**PAGE TEXT:**
Well, about the time our NPR affiliate ran a locally-produced story about this (they've changed their website and it's not online), I started to get alarmed. A few facts worth considering:
- Cascades, the signature hop of the NW and one you find in at least half the beers brewed here, was selling at $1.70 a pound last year, when the last of a backlog was finally exhausted. A month ago they were selling at $10 a pound. The 1,000 acres of Cascades are 300-400 short--and no new acres are being planted.
- Hop supplies from around the world are down, thanks to a hailstorm in Slovenia and a poor crop in the Czech Republic. This will increase pressures on hop supplies coming from the US.
- Hop acreage is down from over 200,000 acres from the 80s into the early 90s to just 123,000 acres now. It takes three years for a hop vine to reach full production.

(Page layout parsing data)
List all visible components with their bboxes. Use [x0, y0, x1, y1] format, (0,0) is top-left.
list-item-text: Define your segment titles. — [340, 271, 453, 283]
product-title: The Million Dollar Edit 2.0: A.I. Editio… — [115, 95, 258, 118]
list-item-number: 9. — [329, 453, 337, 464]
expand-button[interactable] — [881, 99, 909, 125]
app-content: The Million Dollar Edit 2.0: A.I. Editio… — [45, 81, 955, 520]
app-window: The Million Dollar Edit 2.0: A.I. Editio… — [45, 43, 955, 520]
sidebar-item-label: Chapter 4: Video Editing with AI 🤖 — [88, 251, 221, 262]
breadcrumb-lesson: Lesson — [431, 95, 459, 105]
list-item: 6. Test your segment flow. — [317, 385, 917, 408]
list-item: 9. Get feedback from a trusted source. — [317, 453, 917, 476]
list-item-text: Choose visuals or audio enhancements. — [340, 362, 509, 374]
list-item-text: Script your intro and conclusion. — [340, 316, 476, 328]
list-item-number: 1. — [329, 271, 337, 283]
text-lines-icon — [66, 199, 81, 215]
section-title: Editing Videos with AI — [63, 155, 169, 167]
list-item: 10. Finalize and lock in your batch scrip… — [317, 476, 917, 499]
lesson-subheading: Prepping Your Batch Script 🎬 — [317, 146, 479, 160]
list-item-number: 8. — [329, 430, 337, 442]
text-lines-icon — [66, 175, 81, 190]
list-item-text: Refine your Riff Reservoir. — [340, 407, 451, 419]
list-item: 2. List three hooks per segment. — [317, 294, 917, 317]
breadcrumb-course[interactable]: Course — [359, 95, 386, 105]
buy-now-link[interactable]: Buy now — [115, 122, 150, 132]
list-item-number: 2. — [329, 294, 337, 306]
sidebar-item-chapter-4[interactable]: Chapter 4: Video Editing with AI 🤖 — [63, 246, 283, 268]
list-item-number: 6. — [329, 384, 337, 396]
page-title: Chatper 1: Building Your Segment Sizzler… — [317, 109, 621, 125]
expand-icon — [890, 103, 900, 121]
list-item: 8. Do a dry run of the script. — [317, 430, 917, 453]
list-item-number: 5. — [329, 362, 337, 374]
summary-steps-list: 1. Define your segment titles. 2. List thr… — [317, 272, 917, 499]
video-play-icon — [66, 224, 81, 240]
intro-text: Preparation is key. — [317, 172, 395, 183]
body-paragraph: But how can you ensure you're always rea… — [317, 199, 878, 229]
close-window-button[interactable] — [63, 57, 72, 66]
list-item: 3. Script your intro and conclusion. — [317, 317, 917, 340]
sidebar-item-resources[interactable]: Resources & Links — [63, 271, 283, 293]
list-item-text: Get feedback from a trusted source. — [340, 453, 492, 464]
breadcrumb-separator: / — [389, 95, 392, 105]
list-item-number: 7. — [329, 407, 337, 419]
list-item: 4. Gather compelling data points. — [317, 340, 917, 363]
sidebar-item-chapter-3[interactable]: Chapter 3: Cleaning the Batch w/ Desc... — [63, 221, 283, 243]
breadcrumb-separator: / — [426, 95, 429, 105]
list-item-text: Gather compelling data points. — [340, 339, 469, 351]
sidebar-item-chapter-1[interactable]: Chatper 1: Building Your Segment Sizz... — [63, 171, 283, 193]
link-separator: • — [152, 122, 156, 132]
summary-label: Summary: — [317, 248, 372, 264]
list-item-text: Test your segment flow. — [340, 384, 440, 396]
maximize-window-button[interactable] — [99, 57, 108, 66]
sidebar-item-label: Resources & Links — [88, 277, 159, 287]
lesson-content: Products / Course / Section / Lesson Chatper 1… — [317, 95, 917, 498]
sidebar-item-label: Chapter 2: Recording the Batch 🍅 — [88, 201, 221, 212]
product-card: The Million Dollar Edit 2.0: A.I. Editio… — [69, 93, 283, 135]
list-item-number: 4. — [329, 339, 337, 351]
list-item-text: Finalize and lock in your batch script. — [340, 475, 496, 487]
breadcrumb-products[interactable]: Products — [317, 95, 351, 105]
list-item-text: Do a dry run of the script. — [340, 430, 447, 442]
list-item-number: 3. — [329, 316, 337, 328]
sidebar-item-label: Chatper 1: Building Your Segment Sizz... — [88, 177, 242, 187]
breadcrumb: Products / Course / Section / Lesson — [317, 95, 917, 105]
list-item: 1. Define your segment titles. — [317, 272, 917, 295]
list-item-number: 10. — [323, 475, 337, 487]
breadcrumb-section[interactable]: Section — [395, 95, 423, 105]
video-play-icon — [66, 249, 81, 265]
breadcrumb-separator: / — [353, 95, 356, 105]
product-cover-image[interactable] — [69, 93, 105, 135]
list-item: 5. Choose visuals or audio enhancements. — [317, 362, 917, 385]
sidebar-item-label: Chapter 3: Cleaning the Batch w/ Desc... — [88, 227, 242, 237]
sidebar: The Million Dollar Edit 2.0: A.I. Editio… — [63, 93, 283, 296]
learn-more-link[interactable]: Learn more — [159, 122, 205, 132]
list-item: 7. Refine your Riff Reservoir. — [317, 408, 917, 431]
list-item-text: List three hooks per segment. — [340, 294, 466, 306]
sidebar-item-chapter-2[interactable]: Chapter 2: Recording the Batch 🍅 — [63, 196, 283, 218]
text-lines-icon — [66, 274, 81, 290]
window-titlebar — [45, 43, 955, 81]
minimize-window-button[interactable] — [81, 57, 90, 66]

**TASK GOAL:**
Answer these questions from the text on hop supplies:
1. What price per pound were Cascades hops selling at a month ago?
2. In which two countries did hop crops suffer, and what happened in each?
3. How long does it take a hop vine to reach full production?

**YOUR RESPONSE:**
1. $10 a pound.
2. Slovenia, which had a hailstorm, and the Czech Republic, which had a poor crop.
3. Three years.